[Collected data entries]
○ ○ ○ ○
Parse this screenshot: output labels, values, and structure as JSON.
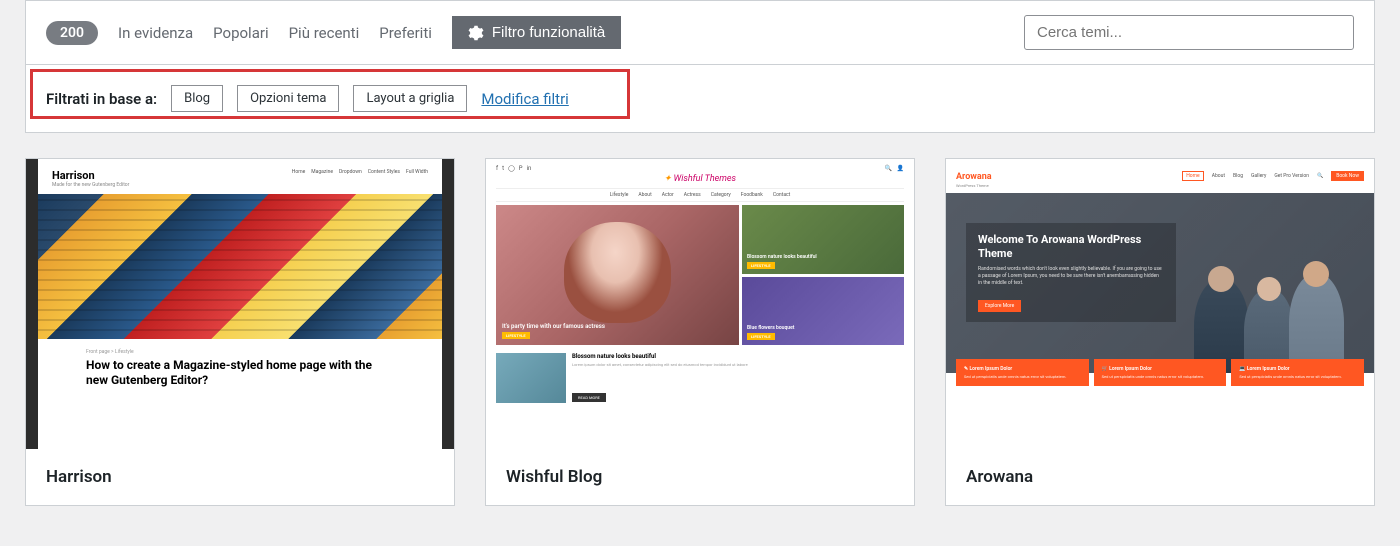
{
  "toolbar": {
    "count": "200",
    "nav": [
      "In evidenza",
      "Popolari",
      "Più recenti",
      "Preferiti"
    ],
    "feature_filter": "Filtro funzionalità",
    "search_placeholder": "Cerca temi..."
  },
  "filters": {
    "label": "Filtrati in base a:",
    "tags": [
      "Blog",
      "Opzioni tema",
      "Layout a griglia"
    ],
    "modify": "Modifica filtri"
  },
  "themes": [
    {
      "name": "Harrison",
      "preview": {
        "logo": "Harrison",
        "tagline": "Made for the new Gutenberg Editor",
        "nav": [
          "Home",
          "Magazine",
          "Dropdown",
          "Content Styles",
          "Full Width"
        ],
        "crumb": "Front page > Lifestyle",
        "title": "How to create a Magazine-styled home page with the new Gutenberg Editor?"
      }
    },
    {
      "name": "Wishful Blog",
      "preview": {
        "logo": "Wishful Themes",
        "nav": [
          "Lifestyle",
          "About",
          "Actor",
          "Actress",
          "Category",
          "Foodbank",
          "Contact"
        ],
        "main_title": "It's party time with our famous actress",
        "side1_title": "Blossom nature looks beautiful",
        "side2_title": "Blue flowers bouquet",
        "btn_label": "LIFESTYLE",
        "post_title": "Blossom nature looks beautiful",
        "post_text": "Lorem ipsum dolor sit amet, consectetur adipiscing elit sed do eiusmod tempor incididunt ut labore",
        "post_btn": "READ MORE"
      }
    },
    {
      "name": "Arowana",
      "preview": {
        "logo": "Arowana",
        "logo_sub": "WordPress Theme",
        "nav": [
          "Home",
          "About",
          "Blog",
          "Gallery",
          "Get Pro Version"
        ],
        "book": "Book Now",
        "hero_title": "Welcome To Arowana WordPress Theme",
        "hero_text": "Randomised words which don't look even slightly believable. If you are going to use a passage of Lorem Ipsum, you need to be sure there isn't anembarrassing hidden in the middle of text.",
        "cta": "Explore More",
        "box_title": "Lorem Ipsum Dolor",
        "box_text": "Sed ut perspiciatis unde omnis natus error sit voluptatem."
      }
    }
  ]
}
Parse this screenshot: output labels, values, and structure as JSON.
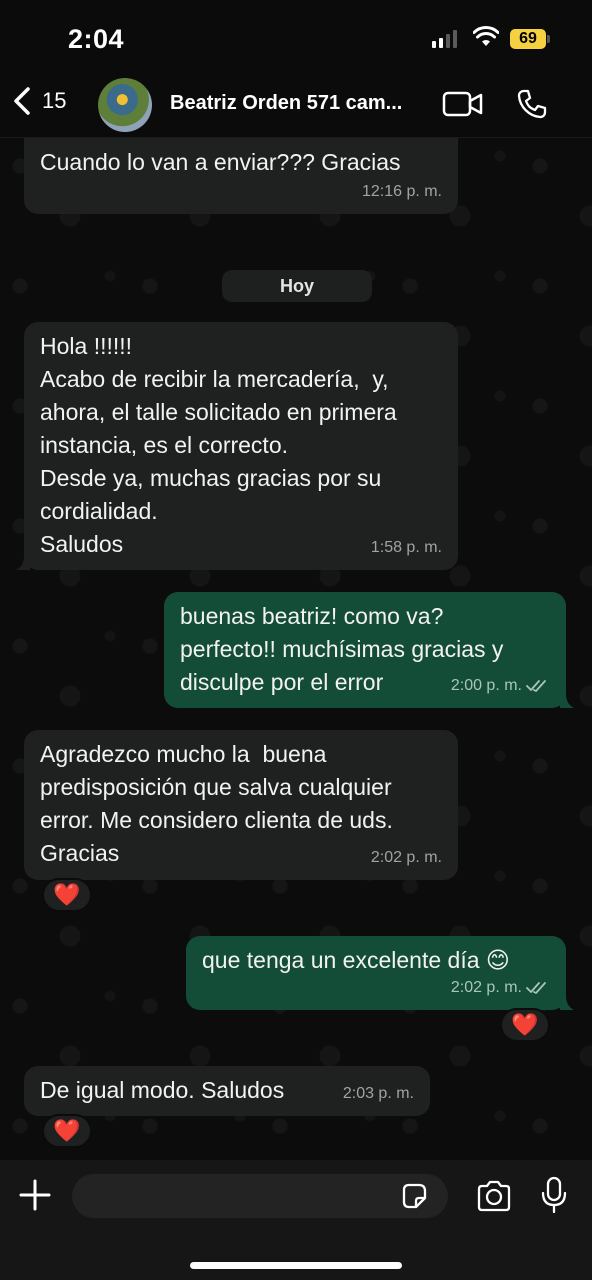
○ ○ ○ ○
Task goal |
Set down the records in full and exactly. Do not carry over any image.

Exercise result |
Parse this screenshot: output labels, values, and structure as JSON.
{
  "toolbar": {
    "count": "200",
    "nav": [
      "In evidenza",
      "Popolari",
      "Più recenti",
      "Preferiti"
    ],
    "feature_filter": "Filtro funzionalità",
    "search_placeholder": "Cerca temi..."
  },
  "filters": {
    "label": "Filtrati in base a:",
    "tags": [
      "Blog",
      "Opzioni tema",
      "Layout a griglia"
    ],
    "modify": "Modifica filtri"
  },
  "themes": [
    {
      "name": "Harrison",
      "preview": {
        "logo": "Harrison",
        "tagline": "Made for the new Gutenberg Editor",
        "nav": [
          "Home",
          "Magazine",
          "Dropdown",
          "Content Styles",
          "Full Width"
        ],
        "crumb": "Front page > Lifestyle",
        "title": "How to create a Magazine-styled home page with the new Gutenberg Editor?"
      }
    },
    {
      "name": "Wishful Blog",
      "preview": {
        "logo": "Wishful Themes",
        "nav": [
          "Lifestyle",
          "About",
          "Actor",
          "Actress",
          "Category",
          "Foodbank",
          "Contact"
        ],
        "main_title": "It's party time with our famous actress",
        "side1_title": "Blossom nature looks beautiful",
        "side2_title": "Blue flowers bouquet",
        "btn_label": "LIFESTYLE",
        "post_title": "Blossom nature looks beautiful",
        "post_text": "Lorem ipsum dolor sit amet, consectetur adipiscing elit sed do eiusmod tempor incididunt ut labore",
        "post_btn": "READ MORE"
      }
    },
    {
      "name": "Arowana",
      "preview": {
        "logo": "Arowana",
        "logo_sub": "WordPress Theme",
        "nav": [
          "Home",
          "About",
          "Blog",
          "Gallery",
          "Get Pro Version"
        ],
        "book": "Book Now",
        "hero_title": "Welcome To Arowana WordPress Theme",
        "hero_text": "Randomised words which don't look even slightly believable. If you are going to use a passage of Lorem Ipsum, you need to be sure there isn't anembarrassing hidden in the middle of text.",
        "cta": "Explore More",
        "box_title": "Lorem Ipsum Dolor",
        "box_text": "Sed ut perspiciatis unde omnis natus error sit voluptatem."
      }
    }
  ]
}
Parse this screenshot: output labels, values, and structure as JSON.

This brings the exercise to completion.